Raw records:
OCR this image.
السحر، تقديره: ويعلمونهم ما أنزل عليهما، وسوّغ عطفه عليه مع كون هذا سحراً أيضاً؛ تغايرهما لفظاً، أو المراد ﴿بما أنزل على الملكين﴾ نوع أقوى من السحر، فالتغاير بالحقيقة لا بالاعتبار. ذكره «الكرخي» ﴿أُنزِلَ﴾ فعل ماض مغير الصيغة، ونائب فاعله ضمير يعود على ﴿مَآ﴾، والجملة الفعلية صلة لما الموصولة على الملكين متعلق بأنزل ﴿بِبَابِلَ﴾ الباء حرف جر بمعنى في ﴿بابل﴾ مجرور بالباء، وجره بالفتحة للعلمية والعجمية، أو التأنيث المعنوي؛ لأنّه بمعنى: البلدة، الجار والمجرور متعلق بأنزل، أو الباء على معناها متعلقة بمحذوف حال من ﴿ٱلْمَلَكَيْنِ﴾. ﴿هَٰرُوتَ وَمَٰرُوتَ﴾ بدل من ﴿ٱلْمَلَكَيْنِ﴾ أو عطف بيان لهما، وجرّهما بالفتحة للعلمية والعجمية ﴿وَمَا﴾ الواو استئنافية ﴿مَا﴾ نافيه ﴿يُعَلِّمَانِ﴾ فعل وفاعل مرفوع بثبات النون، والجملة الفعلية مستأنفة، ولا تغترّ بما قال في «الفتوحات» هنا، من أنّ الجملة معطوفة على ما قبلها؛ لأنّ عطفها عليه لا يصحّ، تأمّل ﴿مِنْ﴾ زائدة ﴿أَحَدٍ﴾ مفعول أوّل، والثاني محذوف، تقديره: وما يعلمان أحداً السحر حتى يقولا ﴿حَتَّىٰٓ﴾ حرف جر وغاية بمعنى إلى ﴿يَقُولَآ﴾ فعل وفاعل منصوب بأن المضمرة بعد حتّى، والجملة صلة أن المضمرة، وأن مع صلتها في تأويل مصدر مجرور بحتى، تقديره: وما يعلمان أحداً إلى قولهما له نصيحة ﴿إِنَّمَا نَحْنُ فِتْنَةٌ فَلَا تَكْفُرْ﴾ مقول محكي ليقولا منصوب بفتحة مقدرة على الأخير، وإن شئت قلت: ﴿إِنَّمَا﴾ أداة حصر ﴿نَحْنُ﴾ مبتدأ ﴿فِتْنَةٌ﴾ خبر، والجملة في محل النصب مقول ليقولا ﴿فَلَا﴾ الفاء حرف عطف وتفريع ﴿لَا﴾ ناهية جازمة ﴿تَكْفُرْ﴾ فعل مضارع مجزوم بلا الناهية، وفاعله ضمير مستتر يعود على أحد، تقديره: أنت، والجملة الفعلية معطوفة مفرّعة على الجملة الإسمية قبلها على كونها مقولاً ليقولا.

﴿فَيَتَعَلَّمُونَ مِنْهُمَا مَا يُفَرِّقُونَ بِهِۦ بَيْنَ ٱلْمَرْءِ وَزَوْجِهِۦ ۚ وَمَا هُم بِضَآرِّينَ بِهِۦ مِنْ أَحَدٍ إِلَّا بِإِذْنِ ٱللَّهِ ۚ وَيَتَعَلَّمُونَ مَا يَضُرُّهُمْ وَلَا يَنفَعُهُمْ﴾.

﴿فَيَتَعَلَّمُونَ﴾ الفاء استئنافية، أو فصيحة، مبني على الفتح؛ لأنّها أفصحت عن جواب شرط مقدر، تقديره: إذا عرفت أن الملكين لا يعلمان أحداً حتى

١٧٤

...

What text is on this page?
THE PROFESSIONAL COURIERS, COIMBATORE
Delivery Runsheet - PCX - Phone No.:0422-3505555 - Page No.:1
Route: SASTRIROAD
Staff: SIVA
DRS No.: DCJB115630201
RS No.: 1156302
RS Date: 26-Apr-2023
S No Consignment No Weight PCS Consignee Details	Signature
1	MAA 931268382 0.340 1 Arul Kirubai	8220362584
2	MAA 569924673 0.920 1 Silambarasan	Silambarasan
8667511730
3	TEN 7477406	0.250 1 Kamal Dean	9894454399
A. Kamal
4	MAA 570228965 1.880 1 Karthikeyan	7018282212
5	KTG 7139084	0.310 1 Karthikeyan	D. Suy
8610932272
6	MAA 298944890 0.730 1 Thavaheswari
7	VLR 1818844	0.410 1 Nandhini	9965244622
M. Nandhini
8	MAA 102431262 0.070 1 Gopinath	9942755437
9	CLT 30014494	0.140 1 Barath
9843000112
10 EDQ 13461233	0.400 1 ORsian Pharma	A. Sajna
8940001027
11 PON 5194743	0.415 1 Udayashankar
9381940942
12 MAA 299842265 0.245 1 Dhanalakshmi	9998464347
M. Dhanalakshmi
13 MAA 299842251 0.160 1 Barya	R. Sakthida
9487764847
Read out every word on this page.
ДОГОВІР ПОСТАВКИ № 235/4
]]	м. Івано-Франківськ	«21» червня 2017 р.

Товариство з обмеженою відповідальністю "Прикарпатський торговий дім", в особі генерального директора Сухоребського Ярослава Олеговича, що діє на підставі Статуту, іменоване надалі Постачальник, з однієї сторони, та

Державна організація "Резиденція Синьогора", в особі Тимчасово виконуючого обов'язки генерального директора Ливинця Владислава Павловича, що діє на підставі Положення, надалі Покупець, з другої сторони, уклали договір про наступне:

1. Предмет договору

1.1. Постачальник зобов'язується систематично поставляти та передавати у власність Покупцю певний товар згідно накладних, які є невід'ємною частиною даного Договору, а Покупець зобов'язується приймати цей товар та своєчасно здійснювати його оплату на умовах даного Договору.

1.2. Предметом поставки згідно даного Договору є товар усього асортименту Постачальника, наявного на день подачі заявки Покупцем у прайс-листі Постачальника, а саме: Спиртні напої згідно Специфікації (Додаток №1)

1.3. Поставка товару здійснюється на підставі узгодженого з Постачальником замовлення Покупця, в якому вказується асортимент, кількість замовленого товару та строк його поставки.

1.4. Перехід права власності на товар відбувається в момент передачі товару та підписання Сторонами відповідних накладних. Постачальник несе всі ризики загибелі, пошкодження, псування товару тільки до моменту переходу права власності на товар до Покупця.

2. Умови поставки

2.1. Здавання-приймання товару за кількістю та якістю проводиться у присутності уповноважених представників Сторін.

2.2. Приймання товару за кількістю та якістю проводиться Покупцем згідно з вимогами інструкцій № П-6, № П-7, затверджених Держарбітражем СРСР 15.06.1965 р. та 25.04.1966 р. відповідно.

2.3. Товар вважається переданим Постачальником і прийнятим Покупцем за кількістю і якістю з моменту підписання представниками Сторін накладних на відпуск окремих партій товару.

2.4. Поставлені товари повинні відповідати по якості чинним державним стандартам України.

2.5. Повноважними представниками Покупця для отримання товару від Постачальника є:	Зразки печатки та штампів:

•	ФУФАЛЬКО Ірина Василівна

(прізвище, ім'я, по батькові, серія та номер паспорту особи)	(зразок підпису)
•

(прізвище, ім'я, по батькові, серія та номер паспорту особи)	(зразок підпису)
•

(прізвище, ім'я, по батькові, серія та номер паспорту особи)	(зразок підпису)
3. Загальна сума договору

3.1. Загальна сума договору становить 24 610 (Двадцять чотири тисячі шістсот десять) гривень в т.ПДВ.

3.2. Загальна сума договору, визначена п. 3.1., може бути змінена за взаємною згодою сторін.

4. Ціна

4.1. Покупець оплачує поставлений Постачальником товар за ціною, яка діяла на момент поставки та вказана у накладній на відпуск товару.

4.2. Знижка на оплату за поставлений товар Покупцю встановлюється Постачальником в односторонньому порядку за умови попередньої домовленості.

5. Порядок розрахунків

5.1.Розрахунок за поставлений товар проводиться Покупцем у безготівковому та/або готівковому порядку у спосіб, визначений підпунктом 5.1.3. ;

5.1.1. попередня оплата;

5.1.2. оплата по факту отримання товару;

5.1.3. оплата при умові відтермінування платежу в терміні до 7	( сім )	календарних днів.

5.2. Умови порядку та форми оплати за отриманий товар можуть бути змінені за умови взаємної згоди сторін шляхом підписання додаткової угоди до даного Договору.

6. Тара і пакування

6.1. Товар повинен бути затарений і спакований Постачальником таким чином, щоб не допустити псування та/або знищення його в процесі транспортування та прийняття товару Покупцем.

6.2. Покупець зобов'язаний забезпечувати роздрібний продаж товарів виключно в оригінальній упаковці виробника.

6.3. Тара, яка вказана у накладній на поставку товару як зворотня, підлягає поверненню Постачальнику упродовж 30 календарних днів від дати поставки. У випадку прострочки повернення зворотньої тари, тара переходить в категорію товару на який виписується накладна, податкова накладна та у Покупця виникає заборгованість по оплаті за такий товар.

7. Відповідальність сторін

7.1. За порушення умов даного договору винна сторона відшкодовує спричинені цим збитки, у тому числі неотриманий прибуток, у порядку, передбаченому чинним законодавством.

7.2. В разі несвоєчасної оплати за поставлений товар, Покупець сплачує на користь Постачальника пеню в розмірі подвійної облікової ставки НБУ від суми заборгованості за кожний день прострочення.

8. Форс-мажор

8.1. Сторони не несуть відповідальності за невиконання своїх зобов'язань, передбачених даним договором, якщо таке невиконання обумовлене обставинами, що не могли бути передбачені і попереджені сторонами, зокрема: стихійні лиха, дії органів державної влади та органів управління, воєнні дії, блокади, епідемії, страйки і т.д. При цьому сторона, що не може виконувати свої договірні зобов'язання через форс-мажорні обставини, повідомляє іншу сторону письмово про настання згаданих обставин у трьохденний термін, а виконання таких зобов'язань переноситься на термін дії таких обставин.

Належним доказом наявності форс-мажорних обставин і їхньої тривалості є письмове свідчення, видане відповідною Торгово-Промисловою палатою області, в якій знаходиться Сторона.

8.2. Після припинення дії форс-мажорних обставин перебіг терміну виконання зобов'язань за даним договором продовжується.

--

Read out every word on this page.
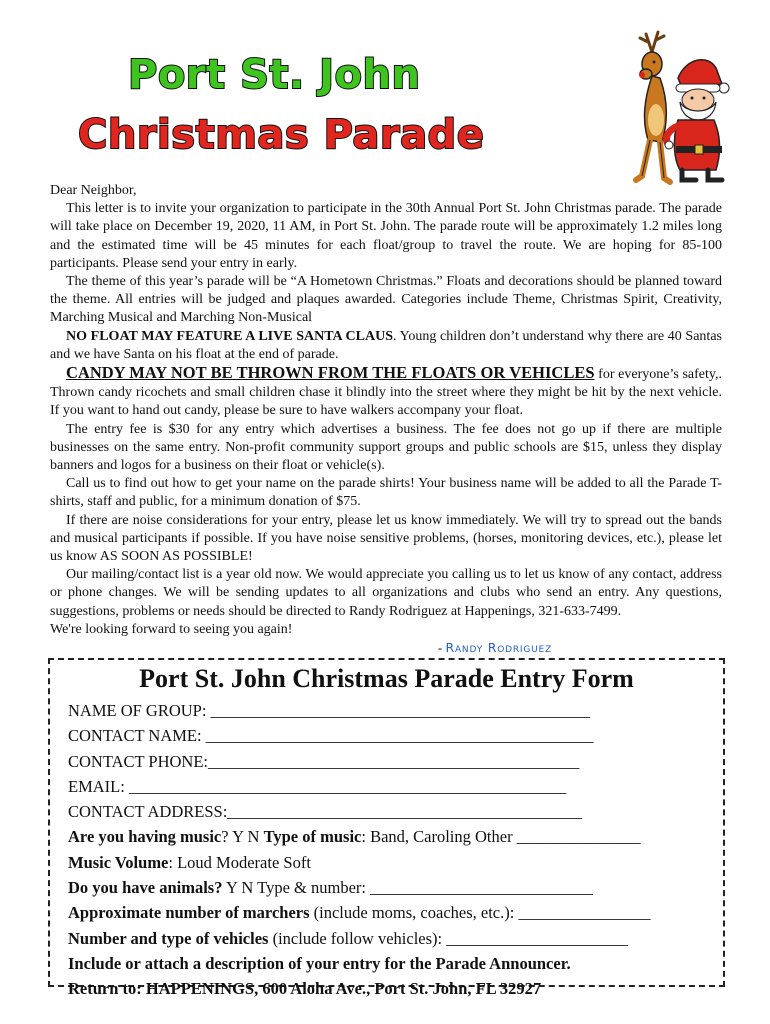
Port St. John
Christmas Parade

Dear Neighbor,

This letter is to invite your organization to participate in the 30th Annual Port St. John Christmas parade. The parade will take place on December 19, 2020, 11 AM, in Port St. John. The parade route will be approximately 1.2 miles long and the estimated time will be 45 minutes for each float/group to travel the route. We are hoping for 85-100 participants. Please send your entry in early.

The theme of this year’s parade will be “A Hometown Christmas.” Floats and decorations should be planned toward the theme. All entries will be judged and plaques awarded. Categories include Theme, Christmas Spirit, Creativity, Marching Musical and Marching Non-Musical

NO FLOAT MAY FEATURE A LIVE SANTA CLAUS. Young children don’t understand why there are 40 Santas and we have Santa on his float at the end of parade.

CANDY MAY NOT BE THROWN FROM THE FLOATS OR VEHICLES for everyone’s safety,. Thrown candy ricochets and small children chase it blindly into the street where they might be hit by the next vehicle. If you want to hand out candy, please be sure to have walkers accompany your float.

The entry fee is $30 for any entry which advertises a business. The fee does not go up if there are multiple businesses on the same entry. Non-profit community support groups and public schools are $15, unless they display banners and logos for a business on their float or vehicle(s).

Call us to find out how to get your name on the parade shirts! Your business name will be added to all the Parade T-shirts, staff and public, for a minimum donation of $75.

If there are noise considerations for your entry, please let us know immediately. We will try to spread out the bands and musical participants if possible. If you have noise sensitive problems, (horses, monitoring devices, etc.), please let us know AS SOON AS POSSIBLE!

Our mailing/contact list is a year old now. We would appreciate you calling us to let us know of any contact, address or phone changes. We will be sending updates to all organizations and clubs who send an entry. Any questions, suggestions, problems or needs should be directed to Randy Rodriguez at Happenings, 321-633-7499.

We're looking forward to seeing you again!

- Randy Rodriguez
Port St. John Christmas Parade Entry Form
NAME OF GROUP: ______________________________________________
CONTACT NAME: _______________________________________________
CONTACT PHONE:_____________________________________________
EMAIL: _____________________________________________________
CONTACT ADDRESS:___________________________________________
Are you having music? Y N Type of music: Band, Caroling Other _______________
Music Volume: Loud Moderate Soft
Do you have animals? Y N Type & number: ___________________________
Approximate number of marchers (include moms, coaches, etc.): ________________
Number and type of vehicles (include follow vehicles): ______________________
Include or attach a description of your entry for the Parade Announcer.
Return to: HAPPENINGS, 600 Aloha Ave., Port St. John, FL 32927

SHORT EXERCISE: Each line containing the word "problems" counts once; say how many such lines there are, giving only the number.

PROBLEM SOLUTION: 2